• WHAT TO DO:
Select every line containing the word "время" from the material, and copy those lines.

• RECORD LIST:

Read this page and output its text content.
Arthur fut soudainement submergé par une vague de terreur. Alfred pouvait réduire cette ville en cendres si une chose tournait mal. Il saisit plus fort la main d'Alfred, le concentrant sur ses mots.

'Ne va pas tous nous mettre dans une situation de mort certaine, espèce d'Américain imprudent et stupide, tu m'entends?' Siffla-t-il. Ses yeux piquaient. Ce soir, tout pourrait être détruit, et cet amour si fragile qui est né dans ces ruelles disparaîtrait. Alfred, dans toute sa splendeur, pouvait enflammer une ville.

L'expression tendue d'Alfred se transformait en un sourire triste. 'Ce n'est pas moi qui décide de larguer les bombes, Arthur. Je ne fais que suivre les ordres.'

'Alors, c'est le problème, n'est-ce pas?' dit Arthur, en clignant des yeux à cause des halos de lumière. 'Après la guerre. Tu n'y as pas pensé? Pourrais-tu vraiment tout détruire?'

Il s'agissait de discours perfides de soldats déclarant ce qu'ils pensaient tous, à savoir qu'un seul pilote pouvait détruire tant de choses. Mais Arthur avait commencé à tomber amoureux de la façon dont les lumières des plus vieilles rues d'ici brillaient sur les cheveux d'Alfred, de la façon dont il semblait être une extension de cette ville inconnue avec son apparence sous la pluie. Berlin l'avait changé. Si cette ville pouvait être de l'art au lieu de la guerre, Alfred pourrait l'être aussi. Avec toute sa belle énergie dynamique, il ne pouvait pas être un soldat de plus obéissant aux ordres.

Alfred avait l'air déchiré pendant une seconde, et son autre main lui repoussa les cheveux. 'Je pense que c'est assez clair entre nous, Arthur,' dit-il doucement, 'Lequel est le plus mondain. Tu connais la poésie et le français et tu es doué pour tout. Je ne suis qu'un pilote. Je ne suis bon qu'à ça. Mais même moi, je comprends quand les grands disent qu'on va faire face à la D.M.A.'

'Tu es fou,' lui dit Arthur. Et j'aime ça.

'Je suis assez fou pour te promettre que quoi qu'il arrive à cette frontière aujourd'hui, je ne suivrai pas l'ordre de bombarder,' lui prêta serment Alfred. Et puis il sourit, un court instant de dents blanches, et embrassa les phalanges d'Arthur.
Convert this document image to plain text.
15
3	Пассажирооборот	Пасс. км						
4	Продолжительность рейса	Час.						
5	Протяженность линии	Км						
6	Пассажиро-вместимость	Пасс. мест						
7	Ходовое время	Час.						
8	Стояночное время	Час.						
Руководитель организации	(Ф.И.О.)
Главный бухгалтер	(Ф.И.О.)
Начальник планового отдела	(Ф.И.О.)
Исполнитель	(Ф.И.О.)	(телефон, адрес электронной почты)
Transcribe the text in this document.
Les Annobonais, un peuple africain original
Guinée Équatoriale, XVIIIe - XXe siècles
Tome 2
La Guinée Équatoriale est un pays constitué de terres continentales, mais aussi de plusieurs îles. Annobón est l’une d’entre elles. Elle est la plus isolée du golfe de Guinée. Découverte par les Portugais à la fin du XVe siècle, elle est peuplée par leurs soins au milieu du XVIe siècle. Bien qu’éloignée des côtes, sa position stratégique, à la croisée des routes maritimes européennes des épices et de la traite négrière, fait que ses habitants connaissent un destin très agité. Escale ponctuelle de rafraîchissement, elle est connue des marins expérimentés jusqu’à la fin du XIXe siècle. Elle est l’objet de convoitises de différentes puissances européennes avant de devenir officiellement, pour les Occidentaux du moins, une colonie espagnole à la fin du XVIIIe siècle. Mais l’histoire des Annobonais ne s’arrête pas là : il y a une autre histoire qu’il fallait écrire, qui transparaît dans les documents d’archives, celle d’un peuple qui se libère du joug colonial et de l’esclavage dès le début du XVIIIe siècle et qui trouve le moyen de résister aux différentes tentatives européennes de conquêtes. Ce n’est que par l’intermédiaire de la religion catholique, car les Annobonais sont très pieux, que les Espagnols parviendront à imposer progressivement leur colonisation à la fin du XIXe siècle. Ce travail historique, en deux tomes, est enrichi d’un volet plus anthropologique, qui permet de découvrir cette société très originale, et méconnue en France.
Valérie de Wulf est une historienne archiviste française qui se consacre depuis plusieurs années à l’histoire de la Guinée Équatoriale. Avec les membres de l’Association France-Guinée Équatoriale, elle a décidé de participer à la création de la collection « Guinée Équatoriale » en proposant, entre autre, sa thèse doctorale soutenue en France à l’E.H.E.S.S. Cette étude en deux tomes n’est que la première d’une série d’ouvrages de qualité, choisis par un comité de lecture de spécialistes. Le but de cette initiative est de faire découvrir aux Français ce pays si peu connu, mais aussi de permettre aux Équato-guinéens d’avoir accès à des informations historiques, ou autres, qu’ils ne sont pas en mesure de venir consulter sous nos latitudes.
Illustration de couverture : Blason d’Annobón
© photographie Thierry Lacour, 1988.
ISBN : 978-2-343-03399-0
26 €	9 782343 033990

• CORRECT RESPONSE:
7	Ходовое время	Час.						
8	Стояночное время	Час.						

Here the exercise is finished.